**CONSIGNE:**
Dans l'extrait sur le bien-être des élèves, remplacez « Recherche complémentaire » par « Étude complémentaire » et recopiez tout ce qui va de « BE-Scol2 : Evaluation du » jusqu'à « CREN (EA 2661) ».

----- EXTRAIT DU DOCUMENT

BE-Scol2 : Evaluation du bien-être perçu des élèves : étude longitudinale à l’école élémentaire et au collège.
Recherche complémentaire
Philippe GUIMARD, Fabien BACRO, Séverine FERRIERE, Agnès FLORIN, Tiphaine GAUDONVILLE
Université de Nantes
CREN (EA 2661)

EXTRAITS

[p. 4]
[...] L’étude pour la DEPP, l’Acsé et le Défenseur des Droits a été réalisée en 2013-2014 auprès d’un échantillon représentatif de 1002 élèves d’école primaire et de collège. Les résultats de ce travail ont permis de valider un outil d’évaluation multidimensionnel de bien-être, de mettre en évidence des différences interindividuelles de bien-être (effet du sexe, de l’âge, des trajectoires de difficulté des élèves, etc.), de montrer des liens significatifs entre certaines caractéristiques des établissements (public/privé/appartenance à une ZEP) et le bien-être des élèves ; d) de repérer au sein de certains établissements des objectifs en faveur du bien-être et des actions concrètes susceptibles d’améliorer la qualité de vie. Elle a également donné lieu à la publication d’un article dans la revue Education &
Formation (Guimard et al., 2015). [...]

[p. 5]
2.1. Participants
Cette étude longitudinale de deux années (T1 et T2) porte sur un échantillon de 557 élèves (301 filles et 256 garçons) scolarisés à l’école primaire et au collège, issus d‘un échantillon de départ de 1002 élèves2. Parmi ces 557 élèves, 203 élèves sont scolarisés dans des écoles primaires et 354 en collèges. Ils sont âgés en moyenne de 11,12 ans (ET : 1, 65) et scolarisés dans 8 écoles (E) et 12 collèges (C) de Nantes et de sa région. 66,2% des élèves appartiennent à des établissements publics (E : 66,5% ; C : 66,1%), 13,3% à des établissements publics situés en ZEP (E : 22,2% ; C : 8,2%) et 20,5% à des établissements privés (E : 25,7% ; C : 11,3%). Cette répartition (cf tableaux 1 et 2 ci-dessous) est globalement assez proche de la répartition nationale (Public : 60% ; Public ZEP : 20% ; Privé : 20%)
pour l’ensemble de l’échantillon.

----------
----- DONNÉES BRUTES

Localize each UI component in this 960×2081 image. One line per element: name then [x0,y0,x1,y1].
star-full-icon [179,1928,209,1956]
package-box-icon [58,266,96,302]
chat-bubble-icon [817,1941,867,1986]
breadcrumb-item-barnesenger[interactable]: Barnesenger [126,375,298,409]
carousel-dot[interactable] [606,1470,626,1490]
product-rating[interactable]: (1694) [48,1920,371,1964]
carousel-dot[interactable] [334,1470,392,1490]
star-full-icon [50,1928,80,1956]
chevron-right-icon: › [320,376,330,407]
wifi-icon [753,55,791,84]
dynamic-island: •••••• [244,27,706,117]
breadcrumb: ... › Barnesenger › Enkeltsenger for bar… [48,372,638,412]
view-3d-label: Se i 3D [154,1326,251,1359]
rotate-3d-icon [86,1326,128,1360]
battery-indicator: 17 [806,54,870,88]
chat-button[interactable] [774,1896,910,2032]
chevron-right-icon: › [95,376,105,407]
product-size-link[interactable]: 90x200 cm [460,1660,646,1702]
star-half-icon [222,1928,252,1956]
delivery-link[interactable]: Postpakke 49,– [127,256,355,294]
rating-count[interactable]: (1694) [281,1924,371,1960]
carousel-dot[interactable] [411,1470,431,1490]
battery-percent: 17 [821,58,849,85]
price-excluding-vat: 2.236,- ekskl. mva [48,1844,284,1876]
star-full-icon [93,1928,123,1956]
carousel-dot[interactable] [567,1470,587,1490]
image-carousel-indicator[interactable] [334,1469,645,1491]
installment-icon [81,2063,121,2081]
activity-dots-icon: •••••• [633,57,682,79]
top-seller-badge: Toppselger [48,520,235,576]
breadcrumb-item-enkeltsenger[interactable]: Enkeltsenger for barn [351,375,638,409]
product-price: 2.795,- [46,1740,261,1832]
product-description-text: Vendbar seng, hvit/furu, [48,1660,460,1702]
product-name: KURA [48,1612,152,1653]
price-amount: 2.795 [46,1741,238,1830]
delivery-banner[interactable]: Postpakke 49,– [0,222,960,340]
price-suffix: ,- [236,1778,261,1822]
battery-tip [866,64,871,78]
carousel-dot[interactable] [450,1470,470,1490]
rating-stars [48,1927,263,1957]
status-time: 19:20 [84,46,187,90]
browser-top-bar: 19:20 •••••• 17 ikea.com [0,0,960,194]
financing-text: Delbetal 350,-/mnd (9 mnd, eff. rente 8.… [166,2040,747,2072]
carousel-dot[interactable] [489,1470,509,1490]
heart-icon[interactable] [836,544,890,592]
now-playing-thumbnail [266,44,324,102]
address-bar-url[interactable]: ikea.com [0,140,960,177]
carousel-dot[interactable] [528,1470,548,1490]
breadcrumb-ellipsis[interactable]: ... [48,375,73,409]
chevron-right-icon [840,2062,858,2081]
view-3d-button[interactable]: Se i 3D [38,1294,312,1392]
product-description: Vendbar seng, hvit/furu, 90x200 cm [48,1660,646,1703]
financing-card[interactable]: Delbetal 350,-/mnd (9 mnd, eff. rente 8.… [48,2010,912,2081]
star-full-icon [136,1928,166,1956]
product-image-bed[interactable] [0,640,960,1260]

----------

**RÉPONSE ATTENDUE:**
BE-Scol2 : Evaluation du bien-être perçu des élèves : étude longitudinale à l’école élémentaire et au collège.
Étude complémentaire
Philippe GUIMARD, Fabien BACRO, Séverine FERRIERE, Agnès FLORIN, Tiphaine GAUDONVILLE
Université de Nantes
CREN (EA 2661)